▶ STATED GOAL: Reproduce all of the data exactly, with no line skipped.

▶ GIVEN DATA:

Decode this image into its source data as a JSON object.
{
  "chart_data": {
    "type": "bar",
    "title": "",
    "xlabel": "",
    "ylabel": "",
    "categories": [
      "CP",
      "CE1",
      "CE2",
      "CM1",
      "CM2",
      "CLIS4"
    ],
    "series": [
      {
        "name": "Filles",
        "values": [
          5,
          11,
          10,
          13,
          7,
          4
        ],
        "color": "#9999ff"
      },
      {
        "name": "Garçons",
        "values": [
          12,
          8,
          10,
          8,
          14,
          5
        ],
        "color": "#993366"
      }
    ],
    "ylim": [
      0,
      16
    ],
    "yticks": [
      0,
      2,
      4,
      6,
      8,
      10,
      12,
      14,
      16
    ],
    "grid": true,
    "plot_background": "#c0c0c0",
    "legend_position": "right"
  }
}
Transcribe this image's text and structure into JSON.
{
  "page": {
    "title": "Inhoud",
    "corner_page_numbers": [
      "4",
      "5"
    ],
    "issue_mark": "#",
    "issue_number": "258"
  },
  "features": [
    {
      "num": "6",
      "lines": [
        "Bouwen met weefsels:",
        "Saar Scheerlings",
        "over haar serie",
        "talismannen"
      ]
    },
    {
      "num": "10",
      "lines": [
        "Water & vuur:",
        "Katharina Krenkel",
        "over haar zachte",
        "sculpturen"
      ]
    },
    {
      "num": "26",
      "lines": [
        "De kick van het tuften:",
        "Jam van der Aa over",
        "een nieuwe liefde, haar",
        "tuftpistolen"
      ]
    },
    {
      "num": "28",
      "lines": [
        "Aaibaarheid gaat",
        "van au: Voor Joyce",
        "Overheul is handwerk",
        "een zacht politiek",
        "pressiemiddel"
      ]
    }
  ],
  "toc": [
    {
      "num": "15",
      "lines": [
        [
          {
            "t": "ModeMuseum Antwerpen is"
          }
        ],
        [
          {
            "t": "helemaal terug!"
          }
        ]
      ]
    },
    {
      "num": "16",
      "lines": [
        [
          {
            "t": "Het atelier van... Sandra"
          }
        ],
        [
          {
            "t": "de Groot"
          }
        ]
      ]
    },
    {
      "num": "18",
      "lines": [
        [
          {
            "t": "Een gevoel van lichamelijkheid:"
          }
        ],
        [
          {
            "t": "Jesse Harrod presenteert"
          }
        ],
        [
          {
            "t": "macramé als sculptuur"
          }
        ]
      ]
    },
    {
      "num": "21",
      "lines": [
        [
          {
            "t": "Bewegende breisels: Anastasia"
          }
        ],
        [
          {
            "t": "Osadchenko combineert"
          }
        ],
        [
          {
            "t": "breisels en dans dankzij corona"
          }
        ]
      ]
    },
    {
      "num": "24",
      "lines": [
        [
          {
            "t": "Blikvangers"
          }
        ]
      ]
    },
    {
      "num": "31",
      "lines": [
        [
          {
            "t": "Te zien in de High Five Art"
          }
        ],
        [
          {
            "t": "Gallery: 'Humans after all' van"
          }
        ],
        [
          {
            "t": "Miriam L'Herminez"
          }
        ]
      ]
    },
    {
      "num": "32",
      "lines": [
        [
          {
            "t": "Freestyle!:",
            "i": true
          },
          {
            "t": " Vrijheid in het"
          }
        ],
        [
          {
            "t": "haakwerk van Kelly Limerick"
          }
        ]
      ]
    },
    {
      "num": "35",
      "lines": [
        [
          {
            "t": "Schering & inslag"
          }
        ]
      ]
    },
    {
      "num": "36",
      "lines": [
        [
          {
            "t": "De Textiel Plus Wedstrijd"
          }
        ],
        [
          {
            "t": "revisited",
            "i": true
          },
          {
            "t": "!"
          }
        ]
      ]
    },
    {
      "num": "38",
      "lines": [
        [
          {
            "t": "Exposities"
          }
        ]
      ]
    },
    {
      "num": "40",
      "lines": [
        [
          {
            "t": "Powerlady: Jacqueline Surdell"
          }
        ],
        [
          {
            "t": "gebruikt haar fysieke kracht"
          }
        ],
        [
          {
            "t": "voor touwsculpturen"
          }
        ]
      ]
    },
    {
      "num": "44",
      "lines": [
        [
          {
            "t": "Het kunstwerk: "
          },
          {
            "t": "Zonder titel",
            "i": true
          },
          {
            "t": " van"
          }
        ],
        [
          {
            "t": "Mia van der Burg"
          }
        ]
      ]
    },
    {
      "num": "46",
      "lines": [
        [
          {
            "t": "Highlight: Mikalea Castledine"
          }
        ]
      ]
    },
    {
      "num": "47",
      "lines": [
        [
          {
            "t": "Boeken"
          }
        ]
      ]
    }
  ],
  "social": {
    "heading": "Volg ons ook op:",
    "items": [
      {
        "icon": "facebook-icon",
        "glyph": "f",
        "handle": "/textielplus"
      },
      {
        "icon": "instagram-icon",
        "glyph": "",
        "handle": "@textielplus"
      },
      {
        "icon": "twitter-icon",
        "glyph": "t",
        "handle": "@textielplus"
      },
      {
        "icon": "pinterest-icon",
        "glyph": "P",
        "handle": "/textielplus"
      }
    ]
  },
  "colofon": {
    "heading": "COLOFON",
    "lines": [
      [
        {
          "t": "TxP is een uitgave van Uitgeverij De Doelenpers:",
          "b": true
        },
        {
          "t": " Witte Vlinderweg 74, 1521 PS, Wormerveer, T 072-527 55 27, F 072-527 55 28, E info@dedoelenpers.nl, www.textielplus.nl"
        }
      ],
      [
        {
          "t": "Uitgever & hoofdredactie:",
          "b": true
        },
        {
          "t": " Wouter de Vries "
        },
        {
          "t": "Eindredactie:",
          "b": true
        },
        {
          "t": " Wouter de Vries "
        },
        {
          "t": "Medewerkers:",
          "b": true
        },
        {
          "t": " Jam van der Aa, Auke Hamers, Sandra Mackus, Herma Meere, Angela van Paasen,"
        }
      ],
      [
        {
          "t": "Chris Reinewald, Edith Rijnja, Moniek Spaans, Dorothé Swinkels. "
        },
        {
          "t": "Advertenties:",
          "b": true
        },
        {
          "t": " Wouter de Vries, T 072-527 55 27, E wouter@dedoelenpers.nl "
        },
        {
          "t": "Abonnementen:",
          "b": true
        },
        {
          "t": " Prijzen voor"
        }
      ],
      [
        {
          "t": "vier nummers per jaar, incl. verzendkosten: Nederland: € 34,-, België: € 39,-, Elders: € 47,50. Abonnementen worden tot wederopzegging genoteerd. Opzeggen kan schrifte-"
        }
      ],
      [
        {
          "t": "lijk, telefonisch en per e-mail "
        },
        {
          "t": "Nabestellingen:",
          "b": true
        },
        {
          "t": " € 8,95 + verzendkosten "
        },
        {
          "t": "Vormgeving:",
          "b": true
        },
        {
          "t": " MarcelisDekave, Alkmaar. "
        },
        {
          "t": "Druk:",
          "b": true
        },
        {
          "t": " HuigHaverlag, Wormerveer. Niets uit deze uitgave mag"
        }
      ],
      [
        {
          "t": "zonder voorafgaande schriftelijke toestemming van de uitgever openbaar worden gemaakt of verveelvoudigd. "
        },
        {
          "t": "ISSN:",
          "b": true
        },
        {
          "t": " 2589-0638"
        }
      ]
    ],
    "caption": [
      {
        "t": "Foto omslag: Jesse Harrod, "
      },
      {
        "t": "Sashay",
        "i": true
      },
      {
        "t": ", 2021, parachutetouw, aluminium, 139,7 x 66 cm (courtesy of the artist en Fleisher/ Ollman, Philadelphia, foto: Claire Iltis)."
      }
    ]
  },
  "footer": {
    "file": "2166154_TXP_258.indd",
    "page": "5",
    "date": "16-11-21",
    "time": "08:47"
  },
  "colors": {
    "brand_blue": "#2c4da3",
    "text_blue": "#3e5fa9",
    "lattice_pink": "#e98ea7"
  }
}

▶ FINISHED ANSWER:
Decode this image into its source data as a JSON object.
{
  "chart_data": {
    "type": "bar",
    "title": "",
    "xlabel": "",
    "ylabel": "",
    "categories": [
      "CP",
      "CE1",
      "CE2",
      "CM1",
      "CM2",
      "CLIS4"
    ],
    "series": [
      {
        "name": "Filles",
        "values": [
          5,
          11,
          10,
          13,
          7,
          4
        ],
        "color": "#9999ff"
      },
      {
        "name": "Garçons",
        "values": [
          12,
          8,
          10,
          8,
          14,
          5
        ],
        "color": "#993366"
      }
    ],
    "ylim": [
      0,
      16
    ],
    "yticks": [
      0,
      2,
      4,
      6,
      8,
      10,
      12,
      14,
      16
    ],
    "grid": true,
    "plot_background": "#c0c0c0",
    "legend_position": "right"
  }
}
Transcribe this image's text and structure into JSON.
{
  "page": {
    "title": "Inhoud",
    "corner_page_numbers": [
      "4",
      "5"
    ],
    "issue_mark": "#",
    "issue_number": "258"
  },
  "features": [
    {
      "num": "6",
      "lines": [
        "Bouwen met weefsels:",
        "Saar Scheerlings",
        "over haar serie",
        "talismannen"
      ]
    },
    {
      "num": "10",
      "lines": [
        "Water & vuur:",
        "Katharina Krenkel",
        "over haar zachte",
        "sculpturen"
      ]
    },
    {
      "num": "26",
      "lines": [
        "De kick van het tuften:",
        "Jam van der Aa over",
        "een nieuwe liefde, haar",
        "tuftpistolen"
      ]
    },
    {
      "num": "28",
      "lines": [
        "Aaibaarheid gaat",
        "van au: Voor Joyce",
        "Overheul is handwerk",
        "een zacht politiek",
        "pressiemiddel"
      ]
    }
  ],
  "toc": [
    {
      "num": "15",
      "lines": [
        [
          {
            "t": "ModeMuseum Antwerpen is"
          }
        ],
        [
          {
            "t": "helemaal terug!"
          }
        ]
      ]
    },
    {
      "num": "16",
      "lines": [
        [
          {
            "t": "Het atelier van... Sandra"
          }
        ],
        [
          {
            "t": "de Groot"
          }
        ]
      ]
    },
    {
      "num": "18",
      "lines": [
        [
          {
            "t": "Een gevoel van lichamelijkheid:"
          }
        ],
        [
          {
            "t": "Jesse Harrod presenteert"
          }
        ],
        [
          {
            "t": "macramé als sculptuur"
          }
        ]
      ]
    },
    {
      "num": "21",
      "lines": [
        [
          {
            "t": "Bewegende breisels: Anastasia"
          }
        ],
        [
          {
            "t": "Osadchenko combineert"
          }
        ],
        [
          {
            "t": "breisels en dans dankzij corona"
          }
        ]
      ]
    },
    {
      "num": "24",
      "lines": [
        [
          {
            "t": "Blikvangers"
          }
        ]
      ]
    },
    {
      "num": "31",
      "lines": [
        [
          {
            "t": "Te zien in de High Five Art"
          }
        ],
        [
          {
            "t": "Gallery: 'Humans after all' van"
          }
        ],
        [
          {
            "t": "Miriam L'Herminez"
          }
        ]
      ]
    },
    {
      "num": "32",
      "lines": [
        [
          {
            "t": "Freestyle!:",
            "i": true
          },
          {
            "t": " Vrijheid in het"
          }
        ],
        [
          {
            "t": "haakwerk van Kelly Limerick"
          }
        ]
      ]
    },
    {
      "num": "35",
      "lines": [
        [
          {
            "t": "Schering & inslag"
          }
        ]
      ]
    },
    {
      "num": "36",
      "lines": [
        [
          {
            "t": "De Textiel Plus Wedstrijd"
          }
        ],
        [
          {
            "t": "revisited",
            "i": true
          },
          {
            "t": "!"
          }
        ]
      ]
    },
    {
      "num": "38",
      "lines": [
        [
          {
            "t": "Exposities"
          }
        ]
      ]
    },
    {
      "num": "40",
      "lines": [
        [
          {
            "t": "Powerlady: Jacqueline Surdell"
          }
        ],
        [
          {
            "t": "gebruikt haar fysieke kracht"
          }
        ],
        [
          {
            "t": "voor touwsculpturen"
          }
        ]
      ]
    },
    {
      "num": "44",
      "lines": [
        [
          {
            "t": "Het kunstwerk: "
          },
          {
            "t": "Zonder titel",
            "i": true
          },
          {
            "t": " van"
          }
        ],
        [
          {
            "t": "Mia van der Burg"
          }
        ]
      ]
    },
    {
      "num": "46",
      "lines": [
        [
          {
            "t": "Highlight: Mikalea Castledine"
          }
        ]
      ]
    },
    {
      "num": "47",
      "lines": [
        [
          {
            "t": "Boeken"
          }
        ]
      ]
    }
  ],
  "social": {
    "heading": "Volg ons ook op:",
    "items": [
      {
        "icon": "facebook-icon",
        "glyph": "f",
        "handle": "/textielplus"
      },
      {
        "icon": "instagram-icon",
        "glyph": "",
        "handle": "@textielplus"
      },
      {
        "icon": "twitter-icon",
        "glyph": "t",
        "handle": "@textielplus"
      },
      {
        "icon": "pinterest-icon",
        "glyph": "P",
        "handle": "/textielplus"
      }
    ]
  },
  "colofon": {
    "heading": "COLOFON",
    "lines": [
      [
        {
          "t": "TxP is een uitgave van Uitgeverij De Doelenpers:",
          "b": true
        },
        {
          "t": " Witte Vlinderweg 74, 1521 PS, Wormerveer, T 072-527 55 27, F 072-527 55 28, E info@dedoelenpers.nl, www.textielplus.nl"
        }
      ],
      [
        {
          "t": "Uitgever & hoofdredactie:",
          "b": true
        },
        {
          "t": " Wouter de Vries "
        },
        {
          "t": "Eindredactie:",
          "b": true
        },
        {
          "t": " Wouter de Vries "
        },
        {
          "t": "Medewerkers:",
          "b": true
        },
        {
          "t": " Jam van der Aa, Auke Hamers, Sandra Mackus, Herma Meere, Angela van Paasen,"
        }
      ],
      [
        {
          "t": "Chris Reinewald, Edith Rijnja, Moniek Spaans, Dorothé Swinkels. "
        },
        {
          "t": "Advertenties:",
          "b": true
        },
        {
          "t": " Wouter de Vries, T 072-527 55 27, E wouter@dedoelenpers.nl "
        },
        {
          "t": "Abonnementen:",
          "b": true
        },
        {
          "t": " Prijzen voor"
        }
      ],
      [
        {
          "t": "vier nummers per jaar, incl. verzendkosten: Nederland: € 34,-, België: € 39,-, Elders: € 47,50. Abonnementen worden tot wederopzegging genoteerd. Opzeggen kan schrifte-"
        }
      ],
      [
        {
          "t": "lijk, telefonisch en per e-mail "
        },
        {
          "t": "Nabestellingen:",
          "b": true
        },
        {
          "t": " € 8,95 + verzendkosten "
        },
        {
          "t": "Vormgeving:",
          "b": true
        },
        {
          "t": " MarcelisDekave, Alkmaar. "
        },
        {
          "t": "Druk:",
          "b": true
        },
        {
          "t": " HuigHaverlag, Wormerveer. Niets uit deze uitgave mag"
        }
      ],
      [
        {
          "t": "zonder voorafgaande schriftelijke toestemming van de uitgever openbaar worden gemaakt of verveelvoudigd. "
        },
        {
          "t": "ISSN:",
          "b": true
        },
        {
          "t": " 2589-0638"
        }
      ]
    ],
    "caption": [
      {
        "t": "Foto omslag: Jesse Harrod, "
      },
      {
        "t": "Sashay",
        "i": true
      },
      {
        "t": ", 2021, parachutetouw, aluminium, 139,7 x 66 cm (courtesy of the artist en Fleisher/ Ollman, Philadelphia, foto: Claire Iltis)."
      }
    ]
  },
  "footer": {
    "file": "2166154_TXP_258.indd",
    "page": "5",
    "date": "16-11-21",
    "time": "08:47"
  },
  "colors": {
    "brand_blue": "#2c4da3",
    "text_blue": "#3e5fa9",
    "lattice_pink": "#e98ea7"
  }
}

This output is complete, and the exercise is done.